Copy the stretch of the thesis abstract from "An operational platform" through "with wound dressings.", reproducing it word for word.

• TEXT SEGMENT:
Start of Block

An operational platform towards accelerating wound healing through electrical stimulation and drug delivery, with the collection of analytes

Student thesis: MRes Thesis

Abstract

The skin acts as the most significant barrier against external infections, and the healing process of the skin is highly complex and vital. Chronic wounds not only heal slowly but can also cause a range of serious complications that can lead to life threatening consequences. Billions of dollars have been invested in researching ways to accelerate wound healing. Traditional wound dressings only function to prevent outer infection, but they have many limitations and do not accelerate wound healing. Electrical stimulation (ES) has been demonstrated to accelerate tissue growth and cell migration. Therefore, recent studies have integrated ES with wound dressings.
Other factors, for instance, drug delivery and breathability, were also essential for wound recovery in addition to ES. Therefore, a breathable smart wound dressing has been designed in this work. This wound dressing serves as a platform that can provide ES, deliver medicine to the wound, and collect the wound exudates as analytes for glucose levels.
To accomplish these functions, the wound dressing in this project was designed from the following aspects.
(i) Liquid delivery and breathability: Polydimethylsiloxane (PDMS) has superb biocompatibility and hydrophobicity, making it an ideal wound dressing. However, PDMS cannot allow liquid to pass through, which hinders the transportation of oxygen and blood to the wound. In this study, unidirectional channels were designed to facilitate the delivery of blood and air. Additionally, wound dressing enables the delivery of medicine to the wound. The optimal channel size has been simulated using the finite element analysis software COMSOL. Additionally, the unidirectional liquid delivery ability has also been tested using a contact angle test machine.
(ii) Conductive and mechanical performance: As an insulating material, PDMS needs to be supplemented with additional conductive materials in PDMS-based wound dressings to equip conductivity. Silver has excellent conductivity, and in addition, Ag ions can act on bacteria through a variety of mechanisms, including binding to proteins in the bacteria, damaging the cell structure of the bacteria, and causing the bacteria to die. In this work, silver paste was used to decorate the wound dressing. The shape of silver traces was determined by simulation using COMSOL. Additionally, the performance of silver traces combined with a PDMS base was also simulated using COMSOL. The conductive performance of this wound dressing was recorded under deformation using a stretching machine and a resistance tester.

End of Block

• RECORD EXTRACTS:
Start of Block

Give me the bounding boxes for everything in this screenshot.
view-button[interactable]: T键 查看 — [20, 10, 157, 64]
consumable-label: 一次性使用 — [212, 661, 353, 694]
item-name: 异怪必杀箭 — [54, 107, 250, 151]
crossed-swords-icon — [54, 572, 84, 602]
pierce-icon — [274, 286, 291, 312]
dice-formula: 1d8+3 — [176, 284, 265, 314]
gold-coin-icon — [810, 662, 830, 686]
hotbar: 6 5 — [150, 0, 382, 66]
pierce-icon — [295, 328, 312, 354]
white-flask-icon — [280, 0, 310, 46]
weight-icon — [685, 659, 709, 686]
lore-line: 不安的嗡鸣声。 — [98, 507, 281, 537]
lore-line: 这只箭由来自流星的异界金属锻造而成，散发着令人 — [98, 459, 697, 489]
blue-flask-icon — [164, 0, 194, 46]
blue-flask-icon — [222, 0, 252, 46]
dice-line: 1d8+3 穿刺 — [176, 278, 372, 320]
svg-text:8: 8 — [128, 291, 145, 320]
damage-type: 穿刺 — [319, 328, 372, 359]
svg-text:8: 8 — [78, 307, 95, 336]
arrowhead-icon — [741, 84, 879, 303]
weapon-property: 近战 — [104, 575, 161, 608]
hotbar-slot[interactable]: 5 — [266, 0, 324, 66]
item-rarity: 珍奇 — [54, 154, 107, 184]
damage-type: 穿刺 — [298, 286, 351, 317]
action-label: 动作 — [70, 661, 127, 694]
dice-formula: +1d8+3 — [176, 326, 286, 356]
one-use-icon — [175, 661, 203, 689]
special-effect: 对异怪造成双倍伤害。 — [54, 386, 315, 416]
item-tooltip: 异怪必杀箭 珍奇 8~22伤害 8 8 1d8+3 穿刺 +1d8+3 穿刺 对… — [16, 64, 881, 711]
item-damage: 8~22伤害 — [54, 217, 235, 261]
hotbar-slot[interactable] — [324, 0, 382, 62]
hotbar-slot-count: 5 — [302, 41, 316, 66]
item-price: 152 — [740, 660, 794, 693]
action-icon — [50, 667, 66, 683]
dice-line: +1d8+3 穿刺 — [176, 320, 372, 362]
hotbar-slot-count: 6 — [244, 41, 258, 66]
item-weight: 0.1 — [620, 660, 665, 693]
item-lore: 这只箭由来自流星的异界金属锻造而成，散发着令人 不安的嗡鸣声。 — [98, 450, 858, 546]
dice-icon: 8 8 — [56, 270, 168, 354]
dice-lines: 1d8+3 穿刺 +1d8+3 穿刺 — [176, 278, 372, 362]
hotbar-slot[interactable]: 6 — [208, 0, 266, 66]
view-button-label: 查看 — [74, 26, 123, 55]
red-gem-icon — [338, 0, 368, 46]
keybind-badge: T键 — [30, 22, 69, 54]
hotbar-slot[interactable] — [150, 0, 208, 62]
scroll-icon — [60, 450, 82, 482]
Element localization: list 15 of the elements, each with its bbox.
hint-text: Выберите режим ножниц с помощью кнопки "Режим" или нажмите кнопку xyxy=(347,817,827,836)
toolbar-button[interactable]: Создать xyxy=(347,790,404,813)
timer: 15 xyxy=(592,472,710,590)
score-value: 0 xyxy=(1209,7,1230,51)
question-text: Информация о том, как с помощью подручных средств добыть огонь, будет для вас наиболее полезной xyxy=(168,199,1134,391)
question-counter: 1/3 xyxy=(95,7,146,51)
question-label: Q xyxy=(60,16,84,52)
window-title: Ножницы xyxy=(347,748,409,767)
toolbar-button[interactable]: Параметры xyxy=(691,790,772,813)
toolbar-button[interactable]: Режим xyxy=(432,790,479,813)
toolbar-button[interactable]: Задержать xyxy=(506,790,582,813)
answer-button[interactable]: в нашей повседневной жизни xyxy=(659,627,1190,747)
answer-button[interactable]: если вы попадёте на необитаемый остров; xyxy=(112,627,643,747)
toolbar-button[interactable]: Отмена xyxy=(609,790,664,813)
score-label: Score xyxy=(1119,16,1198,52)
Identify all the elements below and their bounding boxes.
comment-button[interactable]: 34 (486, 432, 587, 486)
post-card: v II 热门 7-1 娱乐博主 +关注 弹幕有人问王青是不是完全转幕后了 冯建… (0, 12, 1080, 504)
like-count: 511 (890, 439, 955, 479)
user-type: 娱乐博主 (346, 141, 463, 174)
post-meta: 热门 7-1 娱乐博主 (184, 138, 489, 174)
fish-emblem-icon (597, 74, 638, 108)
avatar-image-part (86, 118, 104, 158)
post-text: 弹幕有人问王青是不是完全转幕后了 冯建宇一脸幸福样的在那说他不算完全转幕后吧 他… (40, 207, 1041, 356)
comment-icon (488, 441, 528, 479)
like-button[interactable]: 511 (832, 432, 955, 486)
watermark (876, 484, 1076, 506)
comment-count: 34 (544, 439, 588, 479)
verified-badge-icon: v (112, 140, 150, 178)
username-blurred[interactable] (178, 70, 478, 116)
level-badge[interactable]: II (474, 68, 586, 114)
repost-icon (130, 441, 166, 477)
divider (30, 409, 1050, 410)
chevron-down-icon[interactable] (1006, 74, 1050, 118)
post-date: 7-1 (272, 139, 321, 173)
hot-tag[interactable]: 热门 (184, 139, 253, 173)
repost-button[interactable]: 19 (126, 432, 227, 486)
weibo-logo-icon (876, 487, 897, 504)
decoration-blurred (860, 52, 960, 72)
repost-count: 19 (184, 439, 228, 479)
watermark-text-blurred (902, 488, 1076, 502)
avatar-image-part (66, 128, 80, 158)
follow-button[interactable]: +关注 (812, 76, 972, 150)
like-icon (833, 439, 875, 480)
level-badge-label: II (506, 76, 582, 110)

End of Block

• RESPONSE BELOW:
An operational platform towards accelerating wound healing through electrical stimulation and drug delivery, with the collection of analytes

Student thesis: MRes Thesis

Abstract

The skin acts as the most significant barrier against external infections, and the healing process of the skin is highly complex and vital. Chronic wounds not only heal slowly but can also cause a range of serious complications that can lead to life threatening consequences. Billions of dollars have been invested in researching ways to accelerate wound healing. Traditional wound dressings only function to prevent outer infection, but they have many limitations and do not accelerate wound healing. Electrical stimulation (ES) has been demonstrated to accelerate tissue growth and cell migration. Therefore, recent studies have integrated ES with wound dressings.